[Figure dataset records]

··········

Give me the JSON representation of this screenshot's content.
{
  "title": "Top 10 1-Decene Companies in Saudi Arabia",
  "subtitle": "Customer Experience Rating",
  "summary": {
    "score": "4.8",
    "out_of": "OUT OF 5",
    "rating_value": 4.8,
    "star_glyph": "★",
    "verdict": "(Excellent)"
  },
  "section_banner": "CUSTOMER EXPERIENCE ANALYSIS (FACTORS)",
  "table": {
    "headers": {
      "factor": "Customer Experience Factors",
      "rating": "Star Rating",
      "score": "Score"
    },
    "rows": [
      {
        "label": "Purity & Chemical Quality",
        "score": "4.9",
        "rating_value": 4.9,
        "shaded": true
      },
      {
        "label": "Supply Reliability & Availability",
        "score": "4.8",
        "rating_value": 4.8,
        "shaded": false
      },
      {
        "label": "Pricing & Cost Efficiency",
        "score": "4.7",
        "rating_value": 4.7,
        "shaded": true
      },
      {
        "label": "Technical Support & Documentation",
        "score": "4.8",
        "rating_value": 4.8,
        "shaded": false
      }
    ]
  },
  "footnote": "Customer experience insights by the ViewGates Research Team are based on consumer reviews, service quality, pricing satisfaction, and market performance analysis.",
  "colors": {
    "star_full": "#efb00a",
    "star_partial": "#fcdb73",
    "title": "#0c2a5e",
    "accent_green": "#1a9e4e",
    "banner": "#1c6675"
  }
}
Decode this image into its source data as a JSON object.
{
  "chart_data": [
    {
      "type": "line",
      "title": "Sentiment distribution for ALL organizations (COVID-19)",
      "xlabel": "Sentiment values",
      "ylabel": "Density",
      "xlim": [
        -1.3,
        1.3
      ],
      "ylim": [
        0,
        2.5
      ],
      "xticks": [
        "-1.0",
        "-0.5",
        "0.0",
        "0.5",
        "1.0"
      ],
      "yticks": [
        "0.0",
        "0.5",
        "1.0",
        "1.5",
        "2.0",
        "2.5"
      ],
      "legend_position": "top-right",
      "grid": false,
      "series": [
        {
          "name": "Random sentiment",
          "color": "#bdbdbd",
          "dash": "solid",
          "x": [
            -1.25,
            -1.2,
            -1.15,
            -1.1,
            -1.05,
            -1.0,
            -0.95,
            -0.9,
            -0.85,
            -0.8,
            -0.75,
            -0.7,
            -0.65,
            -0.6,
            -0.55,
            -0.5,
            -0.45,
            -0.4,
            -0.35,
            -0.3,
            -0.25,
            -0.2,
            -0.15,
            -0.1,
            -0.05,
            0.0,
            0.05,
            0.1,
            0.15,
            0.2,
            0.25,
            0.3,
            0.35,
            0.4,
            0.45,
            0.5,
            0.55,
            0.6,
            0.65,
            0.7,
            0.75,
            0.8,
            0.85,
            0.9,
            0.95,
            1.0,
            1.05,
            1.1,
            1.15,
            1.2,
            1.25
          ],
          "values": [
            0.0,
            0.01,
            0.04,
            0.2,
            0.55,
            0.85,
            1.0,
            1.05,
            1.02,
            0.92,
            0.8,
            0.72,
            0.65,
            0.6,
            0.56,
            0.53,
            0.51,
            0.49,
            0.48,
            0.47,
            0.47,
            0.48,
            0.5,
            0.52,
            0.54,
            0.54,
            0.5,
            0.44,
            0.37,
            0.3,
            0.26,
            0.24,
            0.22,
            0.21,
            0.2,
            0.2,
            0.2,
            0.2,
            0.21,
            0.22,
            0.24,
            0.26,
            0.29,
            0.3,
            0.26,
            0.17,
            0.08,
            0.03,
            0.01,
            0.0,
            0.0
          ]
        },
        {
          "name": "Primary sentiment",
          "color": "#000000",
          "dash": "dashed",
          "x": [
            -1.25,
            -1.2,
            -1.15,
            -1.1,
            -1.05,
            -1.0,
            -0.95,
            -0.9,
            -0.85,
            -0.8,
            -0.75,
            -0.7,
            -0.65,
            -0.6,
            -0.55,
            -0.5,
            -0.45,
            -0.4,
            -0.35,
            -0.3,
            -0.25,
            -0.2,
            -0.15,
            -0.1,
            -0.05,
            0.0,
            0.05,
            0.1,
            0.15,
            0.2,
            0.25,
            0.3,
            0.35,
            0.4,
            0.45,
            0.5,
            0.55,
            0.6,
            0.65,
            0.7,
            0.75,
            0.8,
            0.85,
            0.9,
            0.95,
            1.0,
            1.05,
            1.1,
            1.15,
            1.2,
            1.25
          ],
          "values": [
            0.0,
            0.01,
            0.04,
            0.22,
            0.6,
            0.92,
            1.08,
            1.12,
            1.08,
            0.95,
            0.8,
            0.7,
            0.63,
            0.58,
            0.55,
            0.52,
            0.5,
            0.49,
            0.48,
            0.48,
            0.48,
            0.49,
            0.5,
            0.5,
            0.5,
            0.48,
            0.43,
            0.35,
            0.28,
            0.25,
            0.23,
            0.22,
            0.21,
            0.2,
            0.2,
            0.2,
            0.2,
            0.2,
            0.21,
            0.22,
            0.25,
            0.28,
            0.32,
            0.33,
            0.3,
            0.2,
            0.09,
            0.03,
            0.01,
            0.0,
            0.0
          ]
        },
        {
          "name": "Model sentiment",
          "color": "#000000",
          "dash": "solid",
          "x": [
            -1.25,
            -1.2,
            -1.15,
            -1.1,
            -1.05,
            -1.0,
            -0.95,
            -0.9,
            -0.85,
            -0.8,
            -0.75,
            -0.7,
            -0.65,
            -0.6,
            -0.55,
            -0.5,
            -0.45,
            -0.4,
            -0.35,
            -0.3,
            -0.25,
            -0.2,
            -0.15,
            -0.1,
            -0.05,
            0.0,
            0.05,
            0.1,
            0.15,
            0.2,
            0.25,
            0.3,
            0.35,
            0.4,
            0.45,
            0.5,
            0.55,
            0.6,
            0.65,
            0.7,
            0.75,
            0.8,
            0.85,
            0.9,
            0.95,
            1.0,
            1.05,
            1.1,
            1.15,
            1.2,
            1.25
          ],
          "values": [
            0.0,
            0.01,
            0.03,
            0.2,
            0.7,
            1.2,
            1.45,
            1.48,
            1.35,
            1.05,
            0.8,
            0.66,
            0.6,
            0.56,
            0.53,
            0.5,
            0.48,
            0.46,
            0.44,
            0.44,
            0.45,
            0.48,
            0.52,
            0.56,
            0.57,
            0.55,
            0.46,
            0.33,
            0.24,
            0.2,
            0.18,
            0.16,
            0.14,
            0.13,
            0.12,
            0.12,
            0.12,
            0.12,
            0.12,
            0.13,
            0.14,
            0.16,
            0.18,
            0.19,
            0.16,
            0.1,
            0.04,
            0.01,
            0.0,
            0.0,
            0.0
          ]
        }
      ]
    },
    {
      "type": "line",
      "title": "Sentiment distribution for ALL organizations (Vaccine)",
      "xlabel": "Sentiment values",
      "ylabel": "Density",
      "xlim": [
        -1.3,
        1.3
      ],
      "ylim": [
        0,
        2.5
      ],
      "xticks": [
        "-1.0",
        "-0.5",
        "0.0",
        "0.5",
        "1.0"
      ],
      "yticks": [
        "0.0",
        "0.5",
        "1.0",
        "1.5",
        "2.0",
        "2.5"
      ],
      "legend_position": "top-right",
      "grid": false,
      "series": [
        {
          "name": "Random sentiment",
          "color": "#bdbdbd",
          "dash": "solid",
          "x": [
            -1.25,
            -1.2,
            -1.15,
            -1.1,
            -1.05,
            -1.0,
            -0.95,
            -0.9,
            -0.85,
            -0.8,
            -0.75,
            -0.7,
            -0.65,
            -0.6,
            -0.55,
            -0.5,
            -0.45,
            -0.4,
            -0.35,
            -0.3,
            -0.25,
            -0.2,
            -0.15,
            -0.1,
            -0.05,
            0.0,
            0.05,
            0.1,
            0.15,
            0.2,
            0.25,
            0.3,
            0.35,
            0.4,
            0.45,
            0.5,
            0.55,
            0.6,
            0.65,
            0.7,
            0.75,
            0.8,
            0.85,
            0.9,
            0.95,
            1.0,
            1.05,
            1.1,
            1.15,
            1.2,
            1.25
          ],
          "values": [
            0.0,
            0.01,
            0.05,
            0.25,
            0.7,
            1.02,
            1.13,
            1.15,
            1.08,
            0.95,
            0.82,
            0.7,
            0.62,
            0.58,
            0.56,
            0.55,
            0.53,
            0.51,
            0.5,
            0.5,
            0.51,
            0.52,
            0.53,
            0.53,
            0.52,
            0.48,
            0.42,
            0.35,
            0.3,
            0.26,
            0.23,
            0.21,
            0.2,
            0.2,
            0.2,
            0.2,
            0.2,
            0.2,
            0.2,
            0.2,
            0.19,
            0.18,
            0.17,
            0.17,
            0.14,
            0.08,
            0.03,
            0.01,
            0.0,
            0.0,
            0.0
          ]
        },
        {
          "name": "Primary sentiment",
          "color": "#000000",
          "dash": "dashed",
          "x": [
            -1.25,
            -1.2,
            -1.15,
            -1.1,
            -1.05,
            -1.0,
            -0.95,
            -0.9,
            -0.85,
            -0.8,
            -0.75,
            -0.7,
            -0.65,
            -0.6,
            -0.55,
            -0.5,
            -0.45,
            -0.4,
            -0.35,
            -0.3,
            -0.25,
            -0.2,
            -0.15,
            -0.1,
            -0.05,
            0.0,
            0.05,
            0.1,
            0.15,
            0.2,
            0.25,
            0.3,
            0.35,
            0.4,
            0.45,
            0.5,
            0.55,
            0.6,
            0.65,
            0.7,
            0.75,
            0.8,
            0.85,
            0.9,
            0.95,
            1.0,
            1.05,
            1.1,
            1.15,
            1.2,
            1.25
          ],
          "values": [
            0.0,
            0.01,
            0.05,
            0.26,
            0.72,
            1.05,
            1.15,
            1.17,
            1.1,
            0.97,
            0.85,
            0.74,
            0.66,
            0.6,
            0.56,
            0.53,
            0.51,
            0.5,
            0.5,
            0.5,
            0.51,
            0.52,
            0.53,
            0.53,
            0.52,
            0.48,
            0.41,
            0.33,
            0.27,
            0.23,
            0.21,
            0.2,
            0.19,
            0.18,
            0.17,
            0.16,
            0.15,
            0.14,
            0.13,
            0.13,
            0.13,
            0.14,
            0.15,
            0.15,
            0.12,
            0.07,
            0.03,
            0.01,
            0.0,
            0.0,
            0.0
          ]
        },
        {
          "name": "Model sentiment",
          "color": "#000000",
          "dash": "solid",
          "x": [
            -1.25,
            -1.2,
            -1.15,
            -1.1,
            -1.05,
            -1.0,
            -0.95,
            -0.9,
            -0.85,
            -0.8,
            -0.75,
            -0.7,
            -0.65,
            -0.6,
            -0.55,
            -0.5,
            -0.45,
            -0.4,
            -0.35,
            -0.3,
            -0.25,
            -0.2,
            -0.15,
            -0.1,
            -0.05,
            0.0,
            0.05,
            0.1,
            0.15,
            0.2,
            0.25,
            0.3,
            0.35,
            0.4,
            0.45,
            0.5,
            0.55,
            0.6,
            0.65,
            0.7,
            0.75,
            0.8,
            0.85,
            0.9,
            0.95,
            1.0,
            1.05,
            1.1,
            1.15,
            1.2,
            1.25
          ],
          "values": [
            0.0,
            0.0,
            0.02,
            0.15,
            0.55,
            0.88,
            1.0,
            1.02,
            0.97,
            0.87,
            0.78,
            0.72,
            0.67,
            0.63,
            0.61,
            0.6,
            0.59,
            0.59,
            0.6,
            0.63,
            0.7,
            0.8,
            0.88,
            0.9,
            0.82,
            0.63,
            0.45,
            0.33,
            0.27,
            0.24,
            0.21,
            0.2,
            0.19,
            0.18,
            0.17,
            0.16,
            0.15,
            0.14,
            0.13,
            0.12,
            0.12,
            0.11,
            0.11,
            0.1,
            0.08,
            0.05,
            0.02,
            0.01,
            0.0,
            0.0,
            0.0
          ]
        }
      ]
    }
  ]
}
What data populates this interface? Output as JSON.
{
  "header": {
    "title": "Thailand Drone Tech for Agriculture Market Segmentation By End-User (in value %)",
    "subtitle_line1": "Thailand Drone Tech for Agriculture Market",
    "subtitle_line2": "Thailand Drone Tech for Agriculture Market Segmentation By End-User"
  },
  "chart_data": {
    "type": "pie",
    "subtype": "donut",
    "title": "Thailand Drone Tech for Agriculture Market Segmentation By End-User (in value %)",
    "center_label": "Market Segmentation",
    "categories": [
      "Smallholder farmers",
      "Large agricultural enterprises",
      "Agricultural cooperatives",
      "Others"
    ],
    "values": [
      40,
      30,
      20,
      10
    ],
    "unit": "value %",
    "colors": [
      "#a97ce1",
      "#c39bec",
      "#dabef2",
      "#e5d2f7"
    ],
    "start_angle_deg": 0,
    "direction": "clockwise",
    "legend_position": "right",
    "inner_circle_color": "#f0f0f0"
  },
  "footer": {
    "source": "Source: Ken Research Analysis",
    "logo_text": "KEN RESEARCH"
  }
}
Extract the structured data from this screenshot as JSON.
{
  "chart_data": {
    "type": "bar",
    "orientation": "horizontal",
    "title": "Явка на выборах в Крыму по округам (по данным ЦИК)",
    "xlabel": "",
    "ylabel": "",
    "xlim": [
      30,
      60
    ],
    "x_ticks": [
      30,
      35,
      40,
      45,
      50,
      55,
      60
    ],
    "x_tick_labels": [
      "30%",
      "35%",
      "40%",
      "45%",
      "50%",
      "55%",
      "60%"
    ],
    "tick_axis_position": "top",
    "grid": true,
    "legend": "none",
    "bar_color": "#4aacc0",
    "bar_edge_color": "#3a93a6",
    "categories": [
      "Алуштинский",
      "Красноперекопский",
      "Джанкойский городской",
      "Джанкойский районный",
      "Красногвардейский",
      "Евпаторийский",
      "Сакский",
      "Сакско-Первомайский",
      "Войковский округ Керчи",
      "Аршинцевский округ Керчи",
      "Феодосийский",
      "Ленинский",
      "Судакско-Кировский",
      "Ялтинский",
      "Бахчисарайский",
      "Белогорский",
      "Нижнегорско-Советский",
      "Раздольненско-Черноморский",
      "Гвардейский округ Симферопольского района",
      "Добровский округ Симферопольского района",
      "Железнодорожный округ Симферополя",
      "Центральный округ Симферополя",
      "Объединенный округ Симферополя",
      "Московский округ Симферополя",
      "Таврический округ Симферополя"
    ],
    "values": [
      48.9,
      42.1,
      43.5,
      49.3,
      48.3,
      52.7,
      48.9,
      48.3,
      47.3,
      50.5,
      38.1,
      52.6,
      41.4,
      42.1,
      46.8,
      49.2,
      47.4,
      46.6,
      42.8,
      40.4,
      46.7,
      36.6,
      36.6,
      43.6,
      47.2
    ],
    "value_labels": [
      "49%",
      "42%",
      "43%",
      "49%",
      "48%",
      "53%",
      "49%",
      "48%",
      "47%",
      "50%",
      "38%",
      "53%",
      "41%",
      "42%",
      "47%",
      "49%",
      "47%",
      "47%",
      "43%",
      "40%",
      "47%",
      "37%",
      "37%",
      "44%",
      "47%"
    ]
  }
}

··········

Instructions to follow: Choose all lines containing the string "Segmentation" and copy them out.

Exercise output:
    "title": "Thailand Drone Tech for Agriculture Market Segmentation By End-User (in value %)",
    "subtitle_line2": "Thailand Drone Tech for Agriculture Market Segmentation By End-User"
    "title": "Thailand Drone Tech for Agriculture Market Segmentation By End-User (in value %)",
    "center_label": "Market Segmentation",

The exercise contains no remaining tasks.